Task statement
Output an exact reproduction of the data.

Data supplied
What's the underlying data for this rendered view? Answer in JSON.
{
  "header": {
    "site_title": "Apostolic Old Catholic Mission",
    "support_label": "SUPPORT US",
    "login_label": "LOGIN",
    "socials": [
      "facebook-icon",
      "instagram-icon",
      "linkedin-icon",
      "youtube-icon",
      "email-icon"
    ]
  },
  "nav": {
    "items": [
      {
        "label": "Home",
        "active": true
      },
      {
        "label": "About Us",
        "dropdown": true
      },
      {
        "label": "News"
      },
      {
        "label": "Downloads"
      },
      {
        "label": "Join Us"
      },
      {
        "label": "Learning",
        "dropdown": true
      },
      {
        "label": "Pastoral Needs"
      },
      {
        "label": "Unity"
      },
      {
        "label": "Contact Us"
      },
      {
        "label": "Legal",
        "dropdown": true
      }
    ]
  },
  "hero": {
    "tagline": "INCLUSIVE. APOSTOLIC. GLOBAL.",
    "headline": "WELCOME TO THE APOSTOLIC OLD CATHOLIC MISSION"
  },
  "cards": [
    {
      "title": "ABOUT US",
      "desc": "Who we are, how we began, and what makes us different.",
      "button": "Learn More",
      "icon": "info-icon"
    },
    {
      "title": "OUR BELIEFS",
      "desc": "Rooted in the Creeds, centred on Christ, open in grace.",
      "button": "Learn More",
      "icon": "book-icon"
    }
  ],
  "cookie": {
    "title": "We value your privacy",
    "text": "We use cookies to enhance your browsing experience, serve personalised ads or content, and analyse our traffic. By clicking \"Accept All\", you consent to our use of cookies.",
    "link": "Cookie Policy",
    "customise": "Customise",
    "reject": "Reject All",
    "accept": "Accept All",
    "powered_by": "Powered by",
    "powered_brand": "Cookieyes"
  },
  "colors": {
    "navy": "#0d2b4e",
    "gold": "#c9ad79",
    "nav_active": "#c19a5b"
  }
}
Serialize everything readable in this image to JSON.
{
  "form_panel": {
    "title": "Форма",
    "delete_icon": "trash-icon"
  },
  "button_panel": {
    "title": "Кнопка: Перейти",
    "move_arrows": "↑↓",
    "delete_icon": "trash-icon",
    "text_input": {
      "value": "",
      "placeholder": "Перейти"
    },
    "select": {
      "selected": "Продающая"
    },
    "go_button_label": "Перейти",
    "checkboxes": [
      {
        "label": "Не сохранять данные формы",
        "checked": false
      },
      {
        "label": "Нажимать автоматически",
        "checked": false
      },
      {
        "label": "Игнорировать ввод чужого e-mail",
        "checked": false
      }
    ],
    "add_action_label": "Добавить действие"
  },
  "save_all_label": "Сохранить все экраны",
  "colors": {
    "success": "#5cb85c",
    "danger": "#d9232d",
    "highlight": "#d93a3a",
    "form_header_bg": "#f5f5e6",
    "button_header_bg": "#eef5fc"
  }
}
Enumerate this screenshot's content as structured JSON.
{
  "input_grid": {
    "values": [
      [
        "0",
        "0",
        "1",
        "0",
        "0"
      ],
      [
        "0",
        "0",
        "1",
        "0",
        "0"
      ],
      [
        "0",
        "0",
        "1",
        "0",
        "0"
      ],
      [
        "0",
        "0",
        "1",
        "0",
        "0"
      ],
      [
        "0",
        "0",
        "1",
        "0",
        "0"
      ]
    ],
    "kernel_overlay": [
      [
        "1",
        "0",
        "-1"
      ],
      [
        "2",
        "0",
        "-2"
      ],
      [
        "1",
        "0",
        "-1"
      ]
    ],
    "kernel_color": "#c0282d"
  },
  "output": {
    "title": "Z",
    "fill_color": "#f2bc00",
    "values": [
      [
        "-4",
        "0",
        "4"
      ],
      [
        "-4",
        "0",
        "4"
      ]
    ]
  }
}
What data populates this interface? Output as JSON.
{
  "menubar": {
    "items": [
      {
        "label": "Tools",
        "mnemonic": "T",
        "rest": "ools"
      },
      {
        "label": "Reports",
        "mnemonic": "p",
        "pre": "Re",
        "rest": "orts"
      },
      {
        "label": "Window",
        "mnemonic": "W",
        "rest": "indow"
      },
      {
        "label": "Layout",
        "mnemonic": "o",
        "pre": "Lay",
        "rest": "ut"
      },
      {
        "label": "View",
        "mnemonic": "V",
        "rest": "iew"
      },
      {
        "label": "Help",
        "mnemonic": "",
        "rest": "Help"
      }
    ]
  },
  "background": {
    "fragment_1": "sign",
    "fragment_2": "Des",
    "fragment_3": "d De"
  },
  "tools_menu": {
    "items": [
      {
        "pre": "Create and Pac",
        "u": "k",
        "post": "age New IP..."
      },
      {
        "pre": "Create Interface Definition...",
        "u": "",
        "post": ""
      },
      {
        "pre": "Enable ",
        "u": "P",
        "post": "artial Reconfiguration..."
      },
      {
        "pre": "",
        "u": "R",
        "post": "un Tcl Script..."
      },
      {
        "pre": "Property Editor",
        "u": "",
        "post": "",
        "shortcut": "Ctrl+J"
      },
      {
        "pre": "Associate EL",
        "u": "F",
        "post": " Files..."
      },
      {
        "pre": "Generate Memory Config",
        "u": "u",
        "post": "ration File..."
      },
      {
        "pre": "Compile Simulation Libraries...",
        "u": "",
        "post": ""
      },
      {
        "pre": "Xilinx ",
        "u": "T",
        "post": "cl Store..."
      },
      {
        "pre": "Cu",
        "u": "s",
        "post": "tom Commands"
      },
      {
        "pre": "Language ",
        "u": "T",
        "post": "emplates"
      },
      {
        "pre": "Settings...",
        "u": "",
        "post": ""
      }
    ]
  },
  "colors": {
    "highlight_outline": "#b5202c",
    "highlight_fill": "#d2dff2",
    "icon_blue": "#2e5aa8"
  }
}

Full solution
What's the underlying data for this rendered view? Answer in JSON.
{
  "header": {
    "site_title": "Apostolic Old Catholic Mission",
    "support_label": "SUPPORT US",
    "login_label": "LOGIN",
    "socials": [
      "facebook-icon",
      "instagram-icon",
      "linkedin-icon",
      "youtube-icon",
      "email-icon"
    ]
  },
  "nav": {
    "items": [
      {
        "label": "Home",
        "active": true
      },
      {
        "label": "About Us",
        "dropdown": true
      },
      {
        "label": "News"
      },
      {
        "label": "Downloads"
      },
      {
        "label": "Join Us"
      },
      {
        "label": "Learning",
        "dropdown": true
      },
      {
        "label": "Pastoral Needs"
      },
      {
        "label": "Unity"
      },
      {
        "label": "Contact Us"
      },
      {
        "label": "Legal",
        "dropdown": true
      }
    ]
  },
  "hero": {
    "tagline": "INCLUSIVE. APOSTOLIC. GLOBAL.",
    "headline": "WELCOME TO THE APOSTOLIC OLD CATHOLIC MISSION"
  },
  "cards": [
    {
      "title": "ABOUT US",
      "desc": "Who we are, how we began, and what makes us different.",
      "button": "Learn More",
      "icon": "info-icon"
    },
    {
      "title": "OUR BELIEFS",
      "desc": "Rooted in the Creeds, centred on Christ, open in grace.",
      "button": "Learn More",
      "icon": "book-icon"
    }
  ],
  "cookie": {
    "title": "We value your privacy",
    "text": "We use cookies to enhance your browsing experience, serve personalised ads or content, and analyse our traffic. By clicking \"Accept All\", you consent to our use of cookies.",
    "link": "Cookie Policy",
    "customise": "Customise",
    "reject": "Reject All",
    "accept": "Accept All",
    "powered_by": "Powered by",
    "powered_brand": "Cookieyes"
  },
  "colors": {
    "navy": "#0d2b4e",
    "gold": "#c9ad79",
    "nav_active": "#c19a5b"
  }
}
Serialize everything readable in this image to JSON.
{
  "form_panel": {
    "title": "Форма",
    "delete_icon": "trash-icon"
  },
  "button_panel": {
    "title": "Кнопка: Перейти",
    "move_arrows": "↑↓",
    "delete_icon": "trash-icon",
    "text_input": {
      "value": "",
      "placeholder": "Перейти"
    },
    "select": {
      "selected": "Продающая"
    },
    "go_button_label": "Перейти",
    "checkboxes": [
      {
        "label": "Не сохранять данные формы",
        "checked": false
      },
      {
        "label": "Нажимать автоматически",
        "checked": false
      },
      {
        "label": "Игнорировать ввод чужого e-mail",
        "checked": false
      }
    ],
    "add_action_label": "Добавить действие"
  },
  "save_all_label": "Сохранить все экраны",
  "colors": {
    "success": "#5cb85c",
    "danger": "#d9232d",
    "highlight": "#d93a3a",
    "form_header_bg": "#f5f5e6",
    "button_header_bg": "#eef5fc"
  }
}
Enumerate this screenshot's content as structured JSON.
{
  "input_grid": {
    "values": [
      [
        "0",
        "0",
        "1",
        "0",
        "0"
      ],
      [
        "0",
        "0",
        "1",
        "0",
        "0"
      ],
      [
        "0",
        "0",
        "1",
        "0",
        "0"
      ],
      [
        "0",
        "0",
        "1",
        "0",
        "0"
      ],
      [
        "0",
        "0",
        "1",
        "0",
        "0"
      ]
    ],
    "kernel_overlay": [
      [
        "1",
        "0",
        "-1"
      ],
      [
        "2",
        "0",
        "-2"
      ],
      [
        "1",
        "0",
        "-1"
      ]
    ],
    "kernel_color": "#c0282d"
  },
  "output": {
    "title": "Z",
    "fill_color": "#f2bc00",
    "values": [
      [
        "-4",
        "0",
        "4"
      ],
      [
        "-4",
        "0",
        "4"
      ]
    ]
  }
}
What data populates this interface? Output as JSON.
{
  "menubar": {
    "items": [
      {
        "label": "Tools",
        "mnemonic": "T",
        "rest": "ools"
      },
      {
        "label": "Reports",
        "mnemonic": "p",
        "pre": "Re",
        "rest": "orts"
      },
      {
        "label": "Window",
        "mnemonic": "W",
        "rest": "indow"
      },
      {
        "label": "Layout",
        "mnemonic": "o",
        "pre": "Lay",
        "rest": "ut"
      },
      {
        "label": "View",
        "mnemonic": "V",
        "rest": "iew"
      },
      {
        "label": "Help",
        "mnemonic": "",
        "rest": "Help"
      }
    ]
  },
  "background": {
    "fragment_1": "sign",
    "fragment_2": "Des",
    "fragment_3": "d De"
  },
  "tools_menu": {
    "items": [
      {
        "pre": "Create and Pac",
        "u": "k",
        "post": "age New IP..."
      },
      {
        "pre": "Create Interface Definition...",
        "u": "",
        "post": ""
      },
      {
        "pre": "Enable ",
        "u": "P",
        "post": "artial Reconfiguration..."
      },
      {
        "pre": "",
        "u": "R",
        "post": "un Tcl Script..."
      },
      {
        "pre": "Property Editor",
        "u": "",
        "post": "",
        "shortcut": "Ctrl+J"
      },
      {
        "pre": "Associate EL",
        "u": "F",
        "post": " Files..."
      },
      {
        "pre": "Generate Memory Config",
        "u": "u",
        "post": "ration File..."
      },
      {
        "pre": "Compile Simulation Libraries...",
        "u": "",
        "post": ""
      },
      {
        "pre": "Xilinx ",
        "u": "T",
        "post": "cl Store..."
      },
      {
        "pre": "Cu",
        "u": "s",
        "post": "tom Commands"
      },
      {
        "pre": "Language ",
        "u": "T",
        "post": "emplates"
      },
      {
        "pre": "Settings...",
        "u": "",
        "post": ""
      }
    ]
  },
  "colors": {
    "highlight_outline": "#b5202c",
    "highlight_fill": "#d2dff2",
    "icon_blue": "#2e5aa8"
  }
}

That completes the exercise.